» **What the task requires**
Write the data out again, character for character, with no images.
/---
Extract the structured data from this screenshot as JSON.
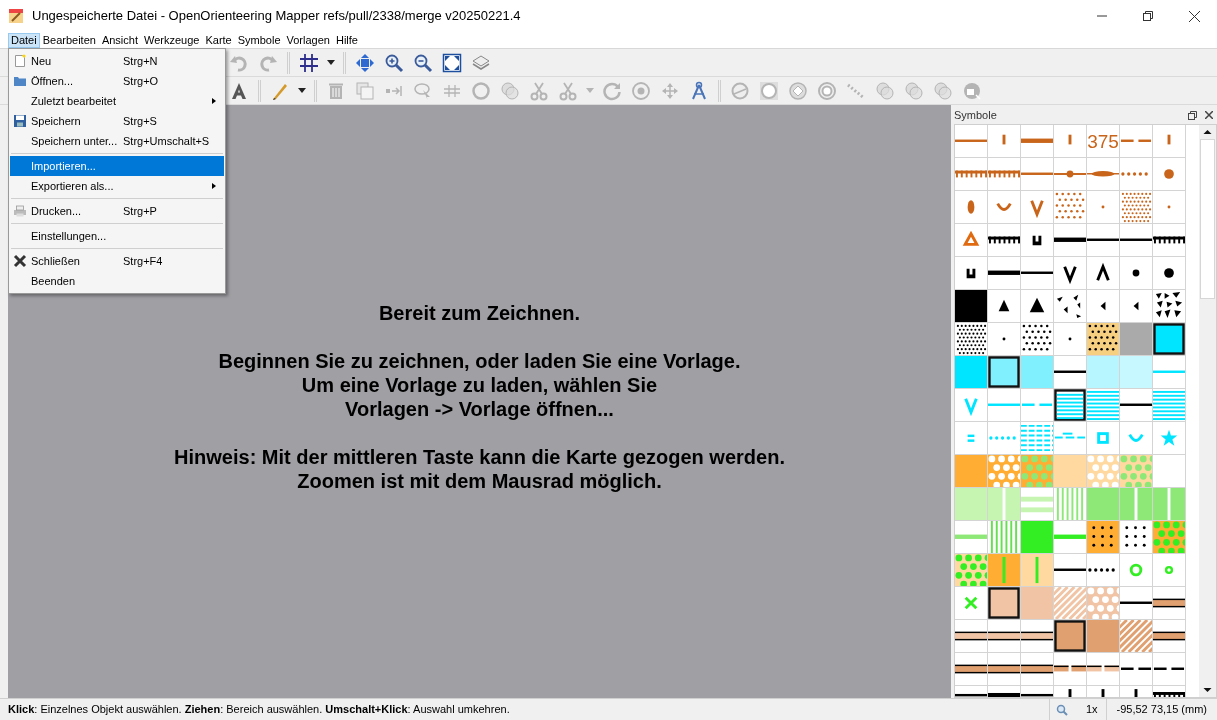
{
  "window": {
    "title": "Ungespeicherte Datei - OpenOrienteering Mapper refs/pull/2338/merge v20250221.4"
  },
  "menubar": [
    {
      "label": "Datei",
      "selected": true
    },
    {
      "label": "Bearbeiten",
      "selected": false
    },
    {
      "label": "Ansicht",
      "selected": false
    },
    {
      "label": "Werkzeuge",
      "selected": false
    },
    {
      "label": "Karte",
      "selected": false
    },
    {
      "label": "Symbole",
      "selected": false
    },
    {
      "label": "Vorlagen",
      "selected": false
    },
    {
      "label": "Hilfe",
      "selected": false
    }
  ],
  "menu": [
    {
      "kind": "item",
      "label": "Neu",
      "shortcut": "Strg+N",
      "submenu": false,
      "selected": false
    },
    {
      "kind": "item",
      "label": "Öffnen...",
      "shortcut": "Strg+O",
      "submenu": false,
      "selected": false
    },
    {
      "kind": "item",
      "label": "Zuletzt bearbeitet",
      "submenu": true,
      "selected": false
    },
    {
      "kind": "item",
      "label": "Speichern",
      "shortcut": "Strg+S",
      "submenu": false,
      "selected": false
    },
    {
      "kind": "item",
      "label": "Speichern unter...",
      "shortcut": "Strg+Umschalt+S",
      "submenu": false,
      "selected": false
    },
    {
      "kind": "separator"
    },
    {
      "kind": "item",
      "label": "Importieren...",
      "submenu": false,
      "selected": true
    },
    {
      "kind": "item",
      "label": "Exportieren als...",
      "submenu": true,
      "selected": false
    },
    {
      "kind": "separator"
    },
    {
      "kind": "item",
      "label": "Drucken...",
      "shortcut": "Strg+P",
      "submenu": false,
      "selected": false
    },
    {
      "kind": "separator"
    },
    {
      "kind": "item",
      "label": "Einstellungen...",
      "submenu": false,
      "selected": false
    },
    {
      "kind": "separator"
    },
    {
      "kind": "item",
      "label": "Schließen",
      "shortcut": "Strg+F4",
      "submenu": false,
      "selected": false
    },
    {
      "kind": "item",
      "label": "Beenden",
      "submenu": false,
      "selected": false
    }
  ],
  "toolbars": [
    {
      "items": [
        {
          "kind": "undo",
          "disabled": true
        },
        {
          "kind": "redo",
          "disabled": true
        },
        {
          "kind": "separator"
        },
        {
          "kind": "grid",
          "disabled": false
        },
        {
          "kind": "caret",
          "disabled": false
        },
        {
          "kind": "separator"
        },
        {
          "kind": "pan",
          "disabled": false
        },
        {
          "kind": "zoom_in",
          "disabled": false
        },
        {
          "kind": "zoom_out",
          "disabled": false
        },
        {
          "kind": "fit",
          "disabled": false
        },
        {
          "kind": "layers",
          "disabled": false
        }
      ]
    },
    {
      "items": [
        {
          "kind": "text_tool",
          "disabled": false
        },
        {
          "kind": "separator"
        },
        {
          "kind": "pencil",
          "disabled": false
        },
        {
          "kind": "caret",
          "disabled": false
        },
        {
          "kind": "separator"
        },
        {
          "kind": "trash",
          "disabled": true
        },
        {
          "kind": "duplicate",
          "disabled": true
        },
        {
          "kind": "switch_dir",
          "disabled": true
        },
        {
          "kind": "lasso",
          "disabled": true
        },
        {
          "kind": "hash",
          "disabled": true
        },
        {
          "kind": "ring",
          "disabled": true
        },
        {
          "kind": "circles",
          "disabled": true
        },
        {
          "kind": "scissors",
          "disabled": true
        },
        {
          "kind": "scissors",
          "disabled": true
        },
        {
          "kind": "caret",
          "disabled": true
        },
        {
          "kind": "rotate",
          "disabled": true
        },
        {
          "kind": "scale",
          "disabled": true
        },
        {
          "kind": "move",
          "disabled": true
        },
        {
          "kind": "compass",
          "disabled": false
        },
        {
          "kind": "separator"
        },
        {
          "kind": "circle_slash",
          "disabled": true
        },
        {
          "kind": "circle_square",
          "disabled": true
        },
        {
          "kind": "ring_diamond",
          "disabled": true
        },
        {
          "kind": "ring_double",
          "disabled": true
        },
        {
          "kind": "dots_diag",
          "disabled": true
        },
        {
          "kind": "circles",
          "disabled": true
        },
        {
          "kind": "circles",
          "disabled": true
        },
        {
          "kind": "circles",
          "disabled": true
        },
        {
          "kind": "globe",
          "disabled": true
        }
      ]
    }
  ],
  "canvas": {
    "paragraphs": [
      [
        "Bereit zum Zeichnen."
      ],
      [
        "Beginnen Sie zu zeichnen, oder laden Sie eine Vorlage.",
        "Um eine Vorlage zu laden, wählen Sie",
        "Vorlagen -> Vorlage öffnen..."
      ],
      [
        "Hinweis: Mit der mittleren Taste kann die Karte gezogen werden.",
        "Zoomen ist mit dem Mausrad möglich."
      ]
    ]
  },
  "symbols": {
    "title": "Symbole",
    "symbol_label": "375"
  },
  "status_bar": {
    "hint": "**Klick**: Einzelnes Objekt auswählen. **Ziehen**: Bereich auswählen. **Umschalt+Klick**: Auswahl umkehren.",
    "zoom": "1x",
    "coordinates": "-95,52 73,15 (mm)"
  }
}
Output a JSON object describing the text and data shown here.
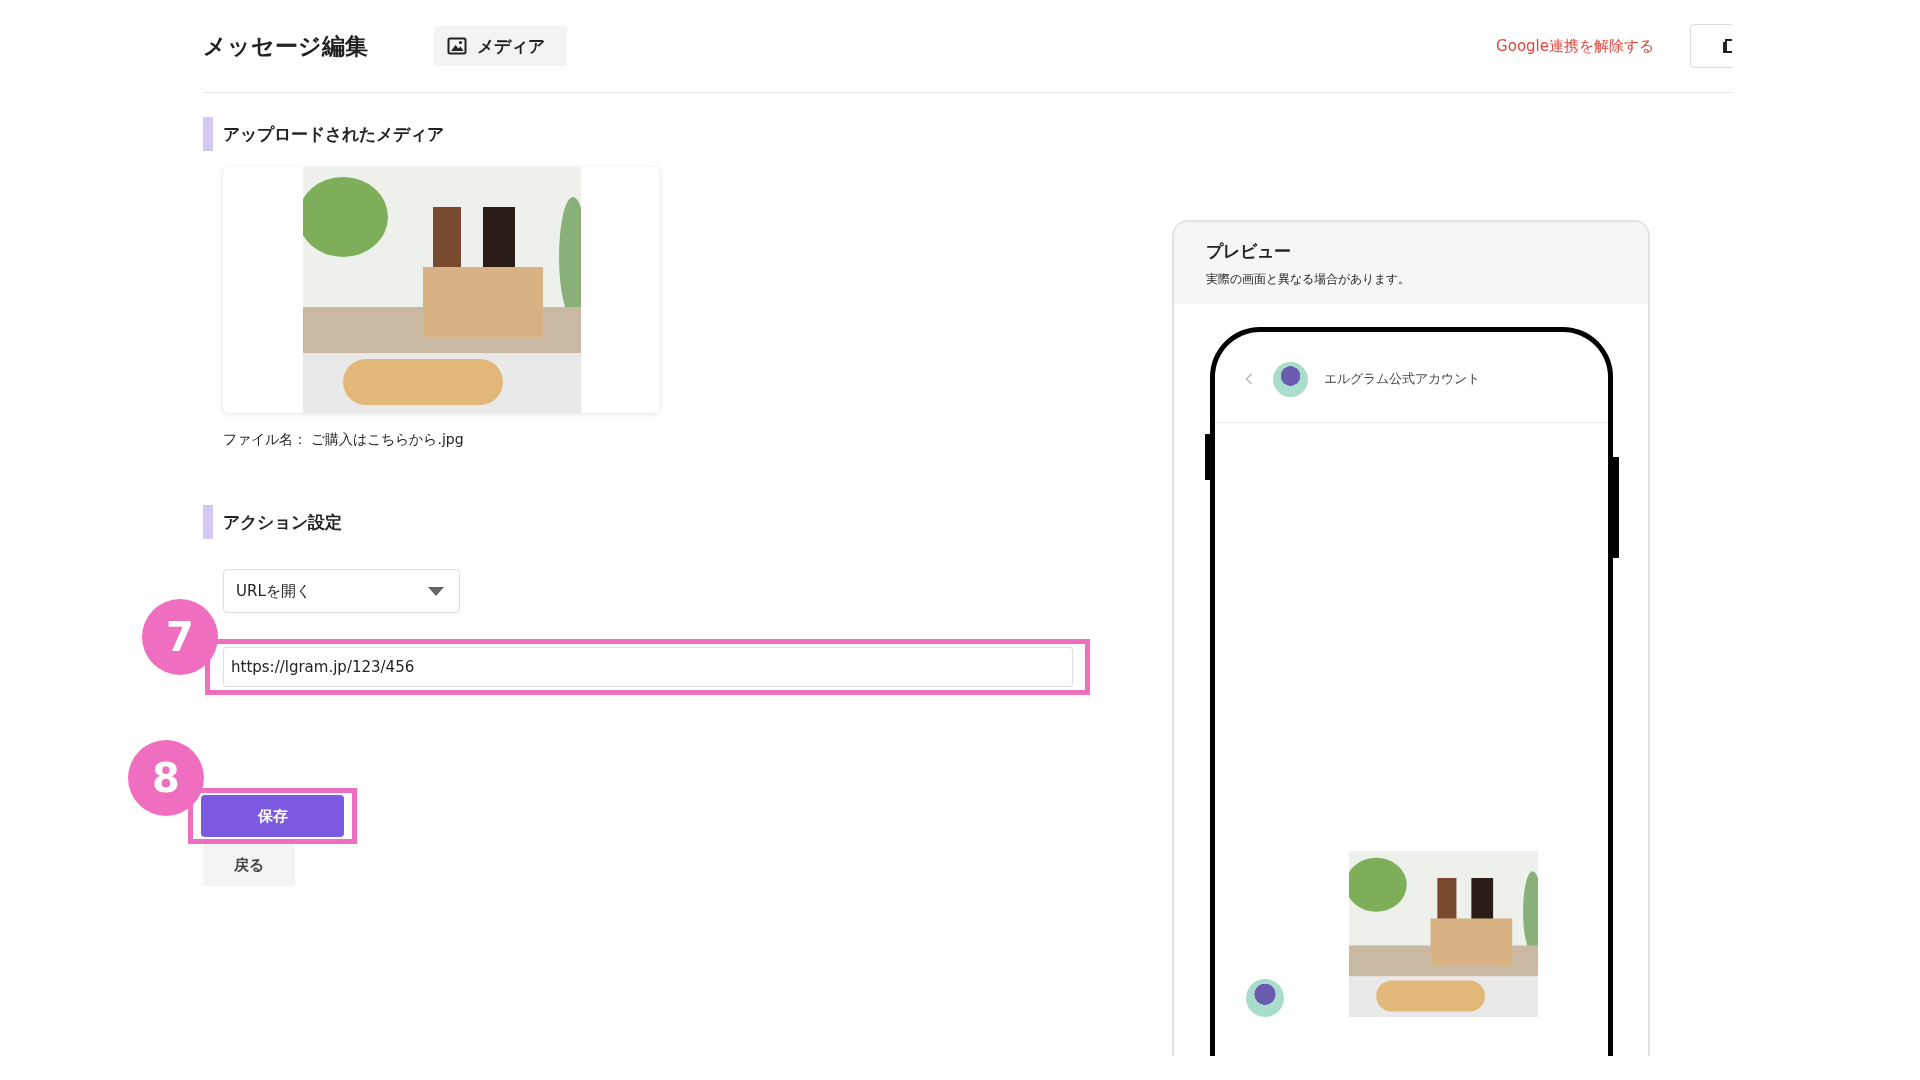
{
  "header": {
    "title": "メッセージ編集",
    "tabs": [
      {
        "label": "メディア",
        "selected": true
      }
    ],
    "unlink_link": "Google連携を解除する"
  },
  "media_section": {
    "heading": "アップロードされたメディア",
    "file_name": "ファイル名： ご購入はこちらから.jpg"
  },
  "action_section": {
    "heading": "アクション設定",
    "action_select": {
      "value": "URLを開く"
    },
    "url_field": {
      "value": "https://lgram.jp/123/456",
      "callout": "7"
    }
  },
  "save_button": {
    "label": "保存",
    "callout": "8"
  },
  "back_button": {
    "label": "戻る"
  },
  "preview": {
    "title": "プレビュー",
    "note": "実際の画面と異なる場合があります。",
    "account_name": "エルグラム公式アカウント"
  }
}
\---
» **Answer to this exercise**
Extract the structured data from this screenshot as JSON.
{
  "window": {
    "title": "Ungespeicherte Datei - OpenOrienteering Mapper refs/pull/2338/merge v20250221.4"
  },
  "menubar": [
    {
      "label": "Datei",
      "selected": true
    },
    {
      "label": "Bearbeiten",
      "selected": false
    },
    {
      "label": "Ansicht",
      "selected": false
    },
    {
      "label": "Werkzeuge",
      "selected": false
    },
    {
      "label": "Karte",
      "selected": false
    },
    {
      "label": "Symbole",
      "selected": false
    },
    {
      "label": "Vorlagen",
      "selected": false
    },
    {
      "label": "Hilfe",
      "selected": false
    }
  ],
  "menu": [
    {
      "kind": "item",
      "label": "Neu",
      "shortcut": "Strg+N",
      "submenu": false,
      "selected": false
    },
    {
      "kind": "item",
      "label": "Öffnen...",
      "shortcut": "Strg+O",
      "submenu": false,
      "selected": false
    },
    {
      "kind": "item",
      "label": "Zuletzt bearbeitet",
      "submenu": true,
      "selected": false
    },
    {
      "kind": "item",
      "label": "Speichern",
      "shortcut": "Strg+S",
      "submenu": false,
      "selected": false
    },
    {
      "kind": "item",
      "label": "Speichern unter...",
      "shortcut": "Strg+Umschalt+S",
      "submenu": false,
      "selected": false
    },
    {
      "kind": "separator"
    },
    {
      "kind": "item",
      "label": "Importieren...",
      "submenu": false,
      "selected": true
    },
    {
      "kind": "item",
      "label": "Exportieren als...",
      "submenu": true,
      "selected": false
    },
    {
      "kind": "separator"
    },
    {
      "kind": "item",
      "label": "Drucken...",
      "shortcut": "Strg+P",
      "submenu": false,
      "selected": false
    },
    {
      "kind": "separator"
    },
    {
      "kind": "item",
      "label": "Einstellungen...",
      "submenu": false,
      "selected": false
    },
    {
      "kind": "separator"
    },
    {
      "kind": "item",
      "label": "Schließen",
      "shortcut": "Strg+F4",
      "submenu": false,
      "selected": false
    },
    {
      "kind": "item",
      "label": "Beenden",
      "submenu": false,
      "selected": false
    }
  ],
  "toolbars": [
    {
      "items": [
        {
          "kind": "undo",
          "disabled": true
        },
        {
          "kind": "redo",
          "disabled": true
        },
        {
          "kind": "separator"
        },
        {
          "kind": "grid",
          "disabled": false
        },
        {
          "kind": "caret",
          "disabled": false
        },
        {
          "kind": "separator"
        },
        {
          "kind": "pan",
          "disabled": false
        },
        {
          "kind": "zoom_in",
          "disabled": false
        },
        {
          "kind": "zoom_out",
          "disabled": false
        },
        {
          "kind": "fit",
          "disabled": false
        },
        {
          "kind": "layers",
          "disabled": false
        }
      ]
    },
    {
      "items": [
        {
          "kind": "text_tool",
          "disabled": false
        },
        {
          "kind": "separator"
        },
        {
          "kind": "pencil",
          "disabled": false
        },
        {
          "kind": "caret",
          "disabled": false
        },
        {
          "kind": "separator"
        },
        {
          "kind": "trash",
          "disabled": true
        },
        {
          "kind": "duplicate",
          "disabled": true
        },
        {
          "kind": "switch_dir",
          "disabled": true
        },
        {
          "kind": "lasso",
          "disabled": true
        },
        {
          "kind": "hash",
          "disabled": true
        },
        {
          "kind": "ring",
          "disabled": true
        },
        {
          "kind": "circles",
          "disabled": true
        },
        {
          "kind": "scissors",
          "disabled": true
        },
        {
          "kind": "scissors",
          "disabled": true
        },
        {
          "kind": "caret",
          "disabled": true
        },
        {
          "kind": "rotate",
          "disabled": true
        },
        {
          "kind": "scale",
          "disabled": true
        },
        {
          "kind": "move",
          "disabled": true
        },
        {
          "kind": "compass",
          "disabled": false
        },
        {
          "kind": "separator"
        },
        {
          "kind": "circle_slash",
          "disabled": true
        },
        {
          "kind": "circle_square",
          "disabled": true
        },
        {
          "kind": "ring_diamond",
          "disabled": true
        },
        {
          "kind": "ring_double",
          "disabled": true
        },
        {
          "kind": "dots_diag",
          "disabled": true
        },
        {
          "kind": "circles",
          "disabled": true
        },
        {
          "kind": "circles",
          "disabled": true
        },
        {
          "kind": "circles",
          "disabled": true
        },
        {
          "kind": "globe",
          "disabled": true
        }
      ]
    }
  ],
  "canvas": {
    "paragraphs": [
      [
        "Bereit zum Zeichnen."
      ],
      [
        "Beginnen Sie zu zeichnen, oder laden Sie eine Vorlage.",
        "Um eine Vorlage zu laden, wählen Sie",
        "Vorlagen -> Vorlage öffnen..."
      ],
      [
        "Hinweis: Mit der mittleren Taste kann die Karte gezogen werden.",
        "Zoomen ist mit dem Mausrad möglich."
      ]
    ]
  },
  "symbols": {
    "title": "Symbole",
    "symbol_label": "375"
  },
  "status_bar": {
    "hint": "**Klick**: Einzelnes Objekt auswählen. **Ziehen**: Bereich auswählen. **Umschalt+Klick**: Auswahl umkehren.",
    "zoom": "1x",
    "coordinates": "-95,52 73,15 (mm)"
  }
}
Output a JSON object describing the text and data shown here.
{
  "header": {
    "title": "メッセージ編集",
    "tabs": [
      {
        "label": "メディア",
        "selected": true
      }
    ],
    "unlink_link": "Google連携を解除する"
  },
  "media_section": {
    "heading": "アップロードされたメディア",
    "file_name": "ファイル名： ご購入はこちらから.jpg"
  },
  "action_section": {
    "heading": "アクション設定",
    "action_select": {
      "value": "URLを開く"
    },
    "url_field": {
      "value": "https://lgram.jp/123/456",
      "callout": "7"
    }
  },
  "save_button": {
    "label": "保存",
    "callout": "8"
  },
  "back_button": {
    "label": "戻る"
  },
  "preview": {
    "title": "プレビュー",
    "note": "実際の画面と異なる場合があります。",
    "account_name": "エルグラム公式アカウント"
  }
}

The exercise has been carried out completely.